W dzisiejszych czasach można kupić wszystko. Jesteśmy w stanie nabyć nawet najbardziej niewyobrażalne rzeczy, od wody w proszku po torebkę z powietrzem, którym rzekomo oddychał Justin Bieber. Jak się okazuje, można też zakupić miejsce zbrodni. Na sprzedaż został bowiem wystawiony samochód, w którym zastrzelono 2Paca.
Salon „Celebrity Cars” w Las Vegas umożliwił ostatnio nabycie czarnego BMW 750Li, które nie jest tylko kolejną luksusową furą, a dokładnie tym samym autem, w którym zabito legendarnego rapera. Cena za auto wynosi „jedyne” 1.75 miliona dolarów. Oczywiście auto nie jest sprzedawane w stanie, w którym znaleziono je tuż po morderstwie rapera. Zostało gruntownie odrestaurowane i pozbawione wszelkich śladów napaści. Dla zainteresowanych, przebieg tego auta wynosi niecałe 200 tysięcy kilometrów.
****************
→ **ZESTAW ZADAŃ**
• 1. Powtórz słowo w słowo fragment tekstu o samochodzie 2Paca, zaczynając od "W dzisiejszych czasach" i kończąc na "200 tysięcy kilometrów.".
• 2. Streść tekst o samochodzie 2Paca w dwóch zdaniach.
• 3. Jaką cenę podaje tekst o samochodzie 2Paca za wystawione BMW?
Zapisy nie są potrzebne do wykonania zadań.

→ **PODANE ZAPISY**
****************
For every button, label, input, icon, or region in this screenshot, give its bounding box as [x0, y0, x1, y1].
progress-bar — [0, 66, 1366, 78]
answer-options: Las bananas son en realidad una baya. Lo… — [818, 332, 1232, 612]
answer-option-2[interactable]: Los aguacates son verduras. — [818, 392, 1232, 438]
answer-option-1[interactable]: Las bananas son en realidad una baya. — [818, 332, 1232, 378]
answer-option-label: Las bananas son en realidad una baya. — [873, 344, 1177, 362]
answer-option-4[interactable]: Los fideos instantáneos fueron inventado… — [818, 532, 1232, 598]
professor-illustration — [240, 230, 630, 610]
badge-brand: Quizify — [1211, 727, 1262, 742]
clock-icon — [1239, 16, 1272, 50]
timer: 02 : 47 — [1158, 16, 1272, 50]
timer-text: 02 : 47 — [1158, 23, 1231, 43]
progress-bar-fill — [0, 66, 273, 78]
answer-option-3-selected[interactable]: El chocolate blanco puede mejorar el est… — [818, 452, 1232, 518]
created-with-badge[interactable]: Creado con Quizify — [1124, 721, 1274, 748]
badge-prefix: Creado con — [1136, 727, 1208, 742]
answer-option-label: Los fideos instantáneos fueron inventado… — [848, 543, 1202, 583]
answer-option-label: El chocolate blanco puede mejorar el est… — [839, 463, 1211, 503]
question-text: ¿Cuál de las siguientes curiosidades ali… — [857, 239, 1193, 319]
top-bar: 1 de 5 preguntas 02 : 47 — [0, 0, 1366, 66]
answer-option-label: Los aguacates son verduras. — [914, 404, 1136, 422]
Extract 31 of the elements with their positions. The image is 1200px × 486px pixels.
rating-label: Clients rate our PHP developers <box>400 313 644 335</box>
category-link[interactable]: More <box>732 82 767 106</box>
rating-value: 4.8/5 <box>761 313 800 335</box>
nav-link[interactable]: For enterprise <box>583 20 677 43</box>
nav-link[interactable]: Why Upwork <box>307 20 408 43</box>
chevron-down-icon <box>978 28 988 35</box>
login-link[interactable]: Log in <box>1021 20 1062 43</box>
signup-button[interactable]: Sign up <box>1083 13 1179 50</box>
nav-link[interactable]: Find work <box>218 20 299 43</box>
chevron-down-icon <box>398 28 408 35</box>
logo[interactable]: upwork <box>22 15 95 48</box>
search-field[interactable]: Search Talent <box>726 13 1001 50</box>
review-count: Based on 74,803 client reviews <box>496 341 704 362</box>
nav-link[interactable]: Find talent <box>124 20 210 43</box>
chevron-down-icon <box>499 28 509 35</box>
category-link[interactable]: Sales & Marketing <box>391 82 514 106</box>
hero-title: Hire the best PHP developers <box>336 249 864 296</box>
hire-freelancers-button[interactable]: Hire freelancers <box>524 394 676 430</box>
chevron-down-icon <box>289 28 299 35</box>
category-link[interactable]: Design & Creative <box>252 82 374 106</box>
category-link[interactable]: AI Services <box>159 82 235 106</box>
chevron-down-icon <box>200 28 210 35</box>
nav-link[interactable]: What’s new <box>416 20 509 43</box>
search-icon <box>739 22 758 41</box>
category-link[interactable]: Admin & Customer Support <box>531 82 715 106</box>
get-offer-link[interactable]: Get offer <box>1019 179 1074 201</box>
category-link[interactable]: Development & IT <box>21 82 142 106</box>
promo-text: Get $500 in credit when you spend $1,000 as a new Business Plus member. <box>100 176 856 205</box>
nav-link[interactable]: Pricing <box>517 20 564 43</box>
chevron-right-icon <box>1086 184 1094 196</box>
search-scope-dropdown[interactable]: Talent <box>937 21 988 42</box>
****************
→ **ODPOWIEDZI DO ZADAŃ**
• 1.
W dzisiejszych czasach można kupić wszystko. Jesteśmy w stanie nabyć nawet najbardziej niewyobrażalne rzeczy, od wody w proszku po torebkę z powietrzem, którym rzekomo oddychał Justin Bieber. Jak się okazuje, można też zakupić miejsce zbrodni. Na sprzedaż został bowiem wystawiony samochód, w którym zastrzelono 2Paca.
Salon „Celebrity Cars” w Las Vegas umożliwił ostatnio nabycie czarnego BMW 750Li, które nie jest tylko kolejną luksusową furą, a dokładnie tym samym autem, w którym zabito legendarnego rapera. Cena za auto wynosi „jedyne” 1.75 miliona dolarów. Oczywiście auto nie jest sprzedawane w stanie, w którym znaleziono je tuż po morderstwie rapera. Zostało gruntownie odrestaurowane i pozbawione wszelkich śladów napaści. Dla zainteresowanych, przebieg tego auta wynosi niecałe 200 tysięcy kilometrów.

• 2. Salon „Celebrity Cars” w Las Vegas wystawił na sprzedaż czarne BMW 750Li, w którym zastrzelono 2Paca, za 1.75 miliona dolarów. Auto zostało gruntownie odrestaurowane i pozbawione wszelkich śladów napaści, a jego przebieg wynosi niecałe 200 tysięcy kilometrów.

• 3. 1.75 miliona dolarów.